— begin EXERCISE MATERIAL —

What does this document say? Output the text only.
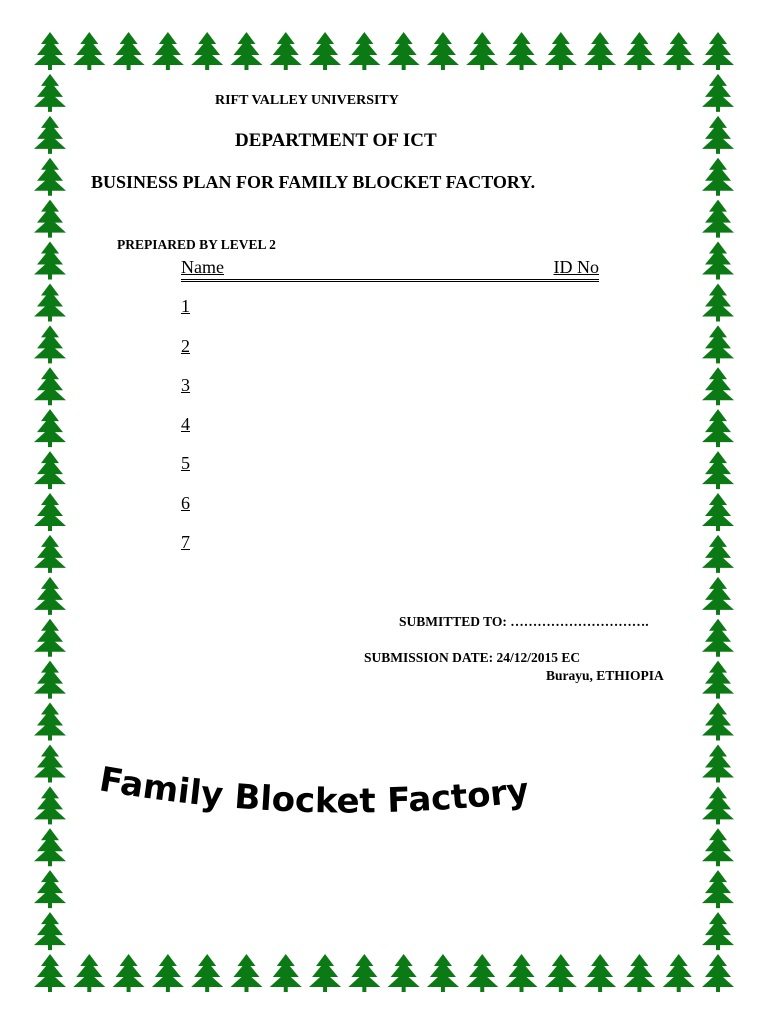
RIFT VALLEY UNIVERSITY
DEPARTMENT OF ICT
BUSINESS PLAN FOR FAMILY BLOCKET FACTORY.
PREPIARED BY LEVEL 2
Name	ID No
1
2
3
4
5
6
7
SUBMITTED TO: ………………………….
SUBMISSION DATE: 24/12/2015 EC
Burayu, ETHIOPIA
Family Blocket Factory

— end EXERCISE MATERIAL —

Repeat the listing above exactly, with no pictures.

What does this document say? Output the text only.
RIFT VALLEY UNIVERSITY
DEPARTMENT OF ICT
BUSINESS PLAN FOR FAMILY BLOCKET FACTORY.
PREPIARED BY LEVEL 2
Name	ID No
1
2
3
4
5
6
7
SUBMITTED TO: ………………………….
SUBMISSION DATE: 24/12/2015 EC
Burayu, ETHIOPIA
Family Blocket Factory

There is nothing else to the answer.